### [GOAL]
Emit the data below verbatim, stripping out any pictures.

### [DATA EXCERPTS]
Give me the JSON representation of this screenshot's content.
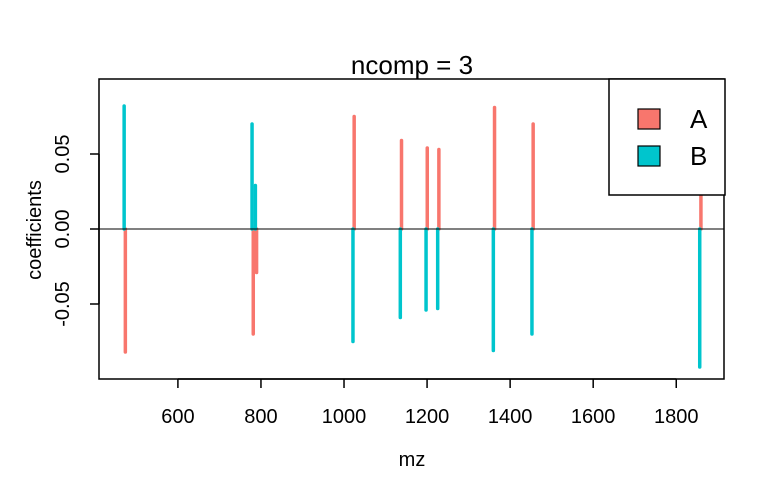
{
  "chart_data": {
    "type": "bar",
    "title": "ncomp = 3",
    "xlabel": "mz",
    "ylabel": "coefficients",
    "xlim": [
      410,
      1915
    ],
    "ylim": [
      -0.1,
      0.1
    ],
    "x_ticks": [
      "600",
      "800",
      "1000",
      "1200",
      "1400",
      "1600",
      "1800"
    ],
    "y_ticks": [
      "-0.05",
      "0.00",
      "0.05"
    ],
    "zero_line": true,
    "grid": false,
    "legend_position": "top-right",
    "series": [
      {
        "name": "A",
        "color": "#F8766D",
        "points": [
          {
            "x": 472,
            "y": -0.082
          },
          {
            "x": 780,
            "y": -0.07
          },
          {
            "x": 788,
            "y": -0.029
          },
          {
            "x": 1023,
            "y": 0.075
          },
          {
            "x": 1137,
            "y": 0.059
          },
          {
            "x": 1199,
            "y": 0.054
          },
          {
            "x": 1227,
            "y": 0.053
          },
          {
            "x": 1361,
            "y": 0.081
          },
          {
            "x": 1454,
            "y": 0.07
          },
          {
            "x": 1858,
            "y": 0.092
          }
        ]
      },
      {
        "name": "B",
        "color": "#00C5CD",
        "points": [
          {
            "x": 472,
            "y": 0.082
          },
          {
            "x": 780,
            "y": 0.07
          },
          {
            "x": 788,
            "y": 0.029
          },
          {
            "x": 1023,
            "y": -0.075
          },
          {
            "x": 1137,
            "y": -0.059
          },
          {
            "x": 1199,
            "y": -0.054
          },
          {
            "x": 1227,
            "y": -0.053
          },
          {
            "x": 1361,
            "y": -0.081
          },
          {
            "x": 1454,
            "y": -0.07
          },
          {
            "x": 1858,
            "y": -0.092
          }
        ]
      }
    ]
  }
}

### [COMPLETED EXERCISE]
Give me the JSON representation of this screenshot's content.
{
  "chart_data": {
    "type": "bar",
    "title": "ncomp = 3",
    "xlabel": "mz",
    "ylabel": "coefficients",
    "xlim": [
      410,
      1915
    ],
    "ylim": [
      -0.1,
      0.1
    ],
    "x_ticks": [
      "600",
      "800",
      "1000",
      "1200",
      "1400",
      "1600",
      "1800"
    ],
    "y_ticks": [
      "-0.05",
      "0.00",
      "0.05"
    ],
    "zero_line": true,
    "grid": false,
    "legend_position": "top-right",
    "series": [
      {
        "name": "A",
        "color": "#F8766D",
        "points": [
          {
            "x": 472,
            "y": -0.082
          },
          {
            "x": 780,
            "y": -0.07
          },
          {
            "x": 788,
            "y": -0.029
          },
          {
            "x": 1023,
            "y": 0.075
          },
          {
            "x": 1137,
            "y": 0.059
          },
          {
            "x": 1199,
            "y": 0.054
          },
          {
            "x": 1227,
            "y": 0.053
          },
          {
            "x": 1361,
            "y": 0.081
          },
          {
            "x": 1454,
            "y": 0.07
          },
          {
            "x": 1858,
            "y": 0.092
          }
        ]
      },
      {
        "name": "B",
        "color": "#00C5CD",
        "points": [
          {
            "x": 472,
            "y": 0.082
          },
          {
            "x": 780,
            "y": 0.07
          },
          {
            "x": 788,
            "y": 0.029
          },
          {
            "x": 1023,
            "y": -0.075
          },
          {
            "x": 1137,
            "y": -0.059
          },
          {
            "x": 1199,
            "y": -0.054
          },
          {
            "x": 1227,
            "y": -0.053
          },
          {
            "x": 1361,
            "y": -0.081
          },
          {
            "x": 1454,
            "y": -0.07
          },
          {
            "x": 1858,
            "y": -0.092
          }
        ]
      }
    ]
  }
}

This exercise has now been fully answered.